WORK REQUIRED:
Pull out every line with the word "службы".

DATASET ROWS:

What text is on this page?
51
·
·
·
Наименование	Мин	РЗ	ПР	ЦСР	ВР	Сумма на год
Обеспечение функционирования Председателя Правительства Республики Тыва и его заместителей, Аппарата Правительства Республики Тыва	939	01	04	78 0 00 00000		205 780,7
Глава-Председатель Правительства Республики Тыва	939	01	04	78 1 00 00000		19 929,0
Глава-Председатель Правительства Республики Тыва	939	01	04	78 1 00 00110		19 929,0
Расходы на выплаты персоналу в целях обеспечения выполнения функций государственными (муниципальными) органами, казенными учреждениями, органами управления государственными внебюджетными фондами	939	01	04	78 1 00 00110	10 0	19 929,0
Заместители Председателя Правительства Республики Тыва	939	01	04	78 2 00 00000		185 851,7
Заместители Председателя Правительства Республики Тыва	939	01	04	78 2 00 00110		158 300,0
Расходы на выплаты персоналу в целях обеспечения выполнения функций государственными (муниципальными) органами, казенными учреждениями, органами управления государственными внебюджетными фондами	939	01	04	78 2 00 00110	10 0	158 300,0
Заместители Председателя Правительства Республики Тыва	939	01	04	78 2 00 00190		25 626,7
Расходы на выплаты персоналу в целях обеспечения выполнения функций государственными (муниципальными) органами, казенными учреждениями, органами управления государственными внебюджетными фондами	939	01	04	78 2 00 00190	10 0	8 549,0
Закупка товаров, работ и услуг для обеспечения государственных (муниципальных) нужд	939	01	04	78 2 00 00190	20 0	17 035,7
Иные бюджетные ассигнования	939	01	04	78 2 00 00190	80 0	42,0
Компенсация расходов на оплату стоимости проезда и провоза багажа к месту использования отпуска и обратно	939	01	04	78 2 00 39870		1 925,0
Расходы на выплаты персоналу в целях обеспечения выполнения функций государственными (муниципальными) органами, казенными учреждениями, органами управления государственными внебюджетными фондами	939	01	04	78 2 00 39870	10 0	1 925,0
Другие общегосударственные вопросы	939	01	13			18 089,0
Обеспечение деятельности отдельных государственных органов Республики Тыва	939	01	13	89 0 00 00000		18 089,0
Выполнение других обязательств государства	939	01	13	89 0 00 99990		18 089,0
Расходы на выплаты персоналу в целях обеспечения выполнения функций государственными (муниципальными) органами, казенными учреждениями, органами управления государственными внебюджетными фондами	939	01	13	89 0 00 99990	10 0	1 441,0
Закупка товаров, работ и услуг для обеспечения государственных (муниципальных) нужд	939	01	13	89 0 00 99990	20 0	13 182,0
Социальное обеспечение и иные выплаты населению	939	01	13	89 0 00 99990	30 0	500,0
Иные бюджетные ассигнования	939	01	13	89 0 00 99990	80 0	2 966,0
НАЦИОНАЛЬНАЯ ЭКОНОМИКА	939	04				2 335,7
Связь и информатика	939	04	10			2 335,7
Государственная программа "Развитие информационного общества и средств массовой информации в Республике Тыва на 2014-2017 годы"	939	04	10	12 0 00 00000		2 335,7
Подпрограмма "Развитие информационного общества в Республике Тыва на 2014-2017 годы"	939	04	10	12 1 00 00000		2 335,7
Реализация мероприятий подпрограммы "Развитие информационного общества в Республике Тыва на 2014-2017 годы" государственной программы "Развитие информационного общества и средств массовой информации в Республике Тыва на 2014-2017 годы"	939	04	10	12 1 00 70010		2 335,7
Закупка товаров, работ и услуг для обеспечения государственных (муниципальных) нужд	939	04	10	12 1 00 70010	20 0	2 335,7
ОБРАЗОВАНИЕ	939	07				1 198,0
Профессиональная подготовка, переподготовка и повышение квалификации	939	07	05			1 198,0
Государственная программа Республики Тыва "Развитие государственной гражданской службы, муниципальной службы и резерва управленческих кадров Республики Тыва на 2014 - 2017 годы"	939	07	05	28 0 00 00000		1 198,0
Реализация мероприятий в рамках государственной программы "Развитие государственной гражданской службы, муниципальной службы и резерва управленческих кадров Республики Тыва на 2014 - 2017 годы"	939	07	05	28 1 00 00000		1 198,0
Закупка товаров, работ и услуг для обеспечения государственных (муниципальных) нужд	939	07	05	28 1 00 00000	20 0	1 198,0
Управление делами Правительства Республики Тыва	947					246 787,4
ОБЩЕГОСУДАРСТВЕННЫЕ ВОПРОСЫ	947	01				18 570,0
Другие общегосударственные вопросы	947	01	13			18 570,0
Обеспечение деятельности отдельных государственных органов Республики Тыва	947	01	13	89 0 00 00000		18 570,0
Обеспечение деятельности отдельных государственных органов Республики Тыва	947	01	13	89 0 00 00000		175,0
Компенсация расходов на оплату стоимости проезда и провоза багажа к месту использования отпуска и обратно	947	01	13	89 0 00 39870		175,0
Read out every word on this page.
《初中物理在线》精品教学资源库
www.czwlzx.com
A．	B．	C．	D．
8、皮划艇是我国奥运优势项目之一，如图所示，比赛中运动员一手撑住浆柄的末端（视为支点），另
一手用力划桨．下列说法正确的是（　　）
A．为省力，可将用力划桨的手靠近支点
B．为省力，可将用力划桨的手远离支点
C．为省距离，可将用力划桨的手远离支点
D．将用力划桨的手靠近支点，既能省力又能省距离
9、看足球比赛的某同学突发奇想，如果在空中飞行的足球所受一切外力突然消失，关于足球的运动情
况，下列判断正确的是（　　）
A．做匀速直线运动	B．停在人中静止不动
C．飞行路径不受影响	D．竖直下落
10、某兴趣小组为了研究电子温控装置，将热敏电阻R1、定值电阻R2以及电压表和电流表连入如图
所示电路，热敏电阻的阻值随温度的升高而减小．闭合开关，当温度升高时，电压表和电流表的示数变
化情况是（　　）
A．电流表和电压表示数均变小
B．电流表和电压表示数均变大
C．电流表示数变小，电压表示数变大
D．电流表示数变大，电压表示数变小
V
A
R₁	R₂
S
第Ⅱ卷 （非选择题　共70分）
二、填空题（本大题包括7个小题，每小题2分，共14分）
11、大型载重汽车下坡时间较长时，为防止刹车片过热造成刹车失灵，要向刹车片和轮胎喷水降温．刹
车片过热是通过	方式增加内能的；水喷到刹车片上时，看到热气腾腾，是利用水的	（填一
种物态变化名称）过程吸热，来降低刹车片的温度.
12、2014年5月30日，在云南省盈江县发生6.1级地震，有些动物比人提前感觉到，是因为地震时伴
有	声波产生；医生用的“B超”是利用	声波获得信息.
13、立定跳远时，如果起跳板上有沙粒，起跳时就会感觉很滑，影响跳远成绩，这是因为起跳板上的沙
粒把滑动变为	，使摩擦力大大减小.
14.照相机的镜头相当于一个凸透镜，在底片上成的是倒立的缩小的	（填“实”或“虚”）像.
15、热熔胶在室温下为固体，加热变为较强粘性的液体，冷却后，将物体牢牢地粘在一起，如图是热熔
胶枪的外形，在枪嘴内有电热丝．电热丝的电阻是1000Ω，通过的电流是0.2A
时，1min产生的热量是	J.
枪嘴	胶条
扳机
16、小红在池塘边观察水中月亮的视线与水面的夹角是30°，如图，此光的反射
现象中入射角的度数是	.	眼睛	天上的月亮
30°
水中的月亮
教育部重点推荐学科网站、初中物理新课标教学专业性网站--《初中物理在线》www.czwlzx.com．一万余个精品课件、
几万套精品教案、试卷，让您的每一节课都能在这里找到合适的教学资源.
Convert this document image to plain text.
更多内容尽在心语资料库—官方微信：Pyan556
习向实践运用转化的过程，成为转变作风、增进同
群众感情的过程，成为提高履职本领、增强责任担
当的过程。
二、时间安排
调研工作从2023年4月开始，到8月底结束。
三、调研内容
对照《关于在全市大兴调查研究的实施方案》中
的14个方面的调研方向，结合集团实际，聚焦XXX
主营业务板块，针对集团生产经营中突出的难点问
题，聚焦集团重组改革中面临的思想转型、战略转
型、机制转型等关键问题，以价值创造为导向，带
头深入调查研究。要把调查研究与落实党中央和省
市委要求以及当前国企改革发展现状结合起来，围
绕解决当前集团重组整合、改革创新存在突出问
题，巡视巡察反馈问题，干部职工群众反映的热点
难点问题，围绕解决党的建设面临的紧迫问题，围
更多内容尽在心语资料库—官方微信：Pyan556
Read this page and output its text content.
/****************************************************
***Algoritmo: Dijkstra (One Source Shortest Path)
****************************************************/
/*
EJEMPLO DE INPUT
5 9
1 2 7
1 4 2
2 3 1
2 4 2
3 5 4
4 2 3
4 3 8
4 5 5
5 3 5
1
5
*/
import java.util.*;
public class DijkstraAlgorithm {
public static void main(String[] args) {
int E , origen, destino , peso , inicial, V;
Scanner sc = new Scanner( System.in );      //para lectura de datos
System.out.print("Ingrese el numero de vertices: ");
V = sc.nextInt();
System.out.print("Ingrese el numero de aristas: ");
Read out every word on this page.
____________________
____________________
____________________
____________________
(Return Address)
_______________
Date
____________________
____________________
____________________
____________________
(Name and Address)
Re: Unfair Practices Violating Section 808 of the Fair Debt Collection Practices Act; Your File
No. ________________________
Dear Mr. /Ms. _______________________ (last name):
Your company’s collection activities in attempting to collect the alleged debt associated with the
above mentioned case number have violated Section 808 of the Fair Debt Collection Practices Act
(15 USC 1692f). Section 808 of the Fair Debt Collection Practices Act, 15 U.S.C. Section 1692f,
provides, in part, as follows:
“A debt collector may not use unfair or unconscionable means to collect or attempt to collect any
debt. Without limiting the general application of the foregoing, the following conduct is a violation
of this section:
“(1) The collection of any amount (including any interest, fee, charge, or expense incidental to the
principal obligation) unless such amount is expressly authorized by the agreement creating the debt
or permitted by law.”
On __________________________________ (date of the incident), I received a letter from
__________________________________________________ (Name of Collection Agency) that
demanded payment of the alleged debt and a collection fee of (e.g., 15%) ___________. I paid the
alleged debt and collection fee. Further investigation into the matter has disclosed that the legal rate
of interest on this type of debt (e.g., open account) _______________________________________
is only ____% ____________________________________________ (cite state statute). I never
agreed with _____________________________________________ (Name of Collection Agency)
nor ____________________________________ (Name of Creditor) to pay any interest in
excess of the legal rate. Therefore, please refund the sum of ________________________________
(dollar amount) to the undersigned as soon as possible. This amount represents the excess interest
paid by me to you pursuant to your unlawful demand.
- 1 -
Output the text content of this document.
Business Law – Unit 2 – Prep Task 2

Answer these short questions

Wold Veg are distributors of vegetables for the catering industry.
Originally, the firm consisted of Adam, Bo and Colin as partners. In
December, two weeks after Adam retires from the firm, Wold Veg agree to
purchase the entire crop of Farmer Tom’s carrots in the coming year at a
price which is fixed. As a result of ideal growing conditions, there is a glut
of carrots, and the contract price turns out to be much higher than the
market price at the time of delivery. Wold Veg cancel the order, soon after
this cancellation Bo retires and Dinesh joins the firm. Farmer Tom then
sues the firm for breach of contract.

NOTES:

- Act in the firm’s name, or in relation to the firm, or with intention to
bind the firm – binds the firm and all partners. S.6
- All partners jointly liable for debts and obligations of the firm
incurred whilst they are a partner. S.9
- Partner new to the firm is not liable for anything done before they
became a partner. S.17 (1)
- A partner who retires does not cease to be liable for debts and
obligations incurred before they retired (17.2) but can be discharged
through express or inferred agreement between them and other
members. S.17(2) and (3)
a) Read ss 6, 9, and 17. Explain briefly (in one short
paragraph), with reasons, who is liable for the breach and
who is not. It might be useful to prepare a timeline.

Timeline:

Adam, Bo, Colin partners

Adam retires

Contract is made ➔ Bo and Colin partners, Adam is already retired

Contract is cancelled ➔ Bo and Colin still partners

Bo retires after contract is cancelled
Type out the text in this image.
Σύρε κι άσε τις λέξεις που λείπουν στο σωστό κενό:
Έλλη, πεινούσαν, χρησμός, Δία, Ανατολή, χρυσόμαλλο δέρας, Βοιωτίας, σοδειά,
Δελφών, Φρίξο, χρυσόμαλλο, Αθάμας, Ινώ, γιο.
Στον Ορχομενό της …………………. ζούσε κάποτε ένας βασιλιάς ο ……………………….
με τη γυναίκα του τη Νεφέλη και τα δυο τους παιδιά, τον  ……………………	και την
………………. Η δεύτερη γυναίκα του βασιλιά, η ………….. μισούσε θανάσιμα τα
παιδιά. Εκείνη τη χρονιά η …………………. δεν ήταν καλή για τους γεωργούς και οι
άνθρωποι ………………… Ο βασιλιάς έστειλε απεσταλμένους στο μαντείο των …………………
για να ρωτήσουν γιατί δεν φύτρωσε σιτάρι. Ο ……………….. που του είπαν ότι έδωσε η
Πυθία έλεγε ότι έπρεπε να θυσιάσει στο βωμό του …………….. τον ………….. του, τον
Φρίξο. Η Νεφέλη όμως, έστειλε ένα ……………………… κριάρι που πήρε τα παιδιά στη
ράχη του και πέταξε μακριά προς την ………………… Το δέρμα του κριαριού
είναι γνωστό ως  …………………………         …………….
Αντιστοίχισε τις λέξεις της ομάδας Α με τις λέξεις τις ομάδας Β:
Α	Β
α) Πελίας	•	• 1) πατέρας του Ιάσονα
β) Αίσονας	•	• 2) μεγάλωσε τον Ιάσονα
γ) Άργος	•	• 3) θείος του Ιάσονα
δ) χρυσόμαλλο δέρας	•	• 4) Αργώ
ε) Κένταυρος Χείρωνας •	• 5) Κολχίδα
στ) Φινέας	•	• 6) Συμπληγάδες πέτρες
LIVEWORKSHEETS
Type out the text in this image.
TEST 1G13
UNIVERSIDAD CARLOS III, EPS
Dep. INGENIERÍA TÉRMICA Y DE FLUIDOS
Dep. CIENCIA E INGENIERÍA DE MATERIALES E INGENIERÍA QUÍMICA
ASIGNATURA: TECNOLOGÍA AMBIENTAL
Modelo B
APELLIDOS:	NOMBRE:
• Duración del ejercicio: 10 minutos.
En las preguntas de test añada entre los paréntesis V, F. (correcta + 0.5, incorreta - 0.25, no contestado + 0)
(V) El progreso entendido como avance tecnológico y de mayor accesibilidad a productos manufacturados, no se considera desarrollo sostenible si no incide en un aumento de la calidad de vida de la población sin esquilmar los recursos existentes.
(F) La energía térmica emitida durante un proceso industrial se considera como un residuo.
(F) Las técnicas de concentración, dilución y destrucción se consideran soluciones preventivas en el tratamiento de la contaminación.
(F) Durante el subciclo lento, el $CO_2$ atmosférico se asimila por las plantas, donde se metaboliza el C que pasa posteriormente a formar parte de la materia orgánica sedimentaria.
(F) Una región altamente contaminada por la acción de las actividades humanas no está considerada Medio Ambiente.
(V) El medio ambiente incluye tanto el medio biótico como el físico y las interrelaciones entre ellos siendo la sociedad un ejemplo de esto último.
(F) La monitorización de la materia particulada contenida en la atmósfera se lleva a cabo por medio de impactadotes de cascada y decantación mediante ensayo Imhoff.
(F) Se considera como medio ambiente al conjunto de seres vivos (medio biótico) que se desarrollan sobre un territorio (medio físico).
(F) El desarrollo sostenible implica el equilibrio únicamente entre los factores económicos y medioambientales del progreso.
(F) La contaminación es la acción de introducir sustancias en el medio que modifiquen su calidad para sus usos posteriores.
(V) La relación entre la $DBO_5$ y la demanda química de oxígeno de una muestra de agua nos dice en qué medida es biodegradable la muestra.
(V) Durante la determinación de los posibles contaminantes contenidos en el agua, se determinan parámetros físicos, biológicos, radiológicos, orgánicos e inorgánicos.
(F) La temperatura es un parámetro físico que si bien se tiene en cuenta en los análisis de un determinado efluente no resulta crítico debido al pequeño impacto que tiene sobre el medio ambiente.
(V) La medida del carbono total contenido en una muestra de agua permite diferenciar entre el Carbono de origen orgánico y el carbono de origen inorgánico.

WORKED ANSWER:
Государственная программа Республики Тыва "Развитие государственной гражданской службы, муниципальной службы и резерва управленческих кадров Республики Тыва на 2014 - 2017 годы"	939	07	05	28 0 00 00000		1 198,0
Реализация мероприятий в рамках государственной программы "Развитие государственной гражданской службы, муниципальной службы и резерва управленческих кадров Республики Тыва на 2014 - 2017 годы"	939	07	05	28 1 00 00000		1 198,0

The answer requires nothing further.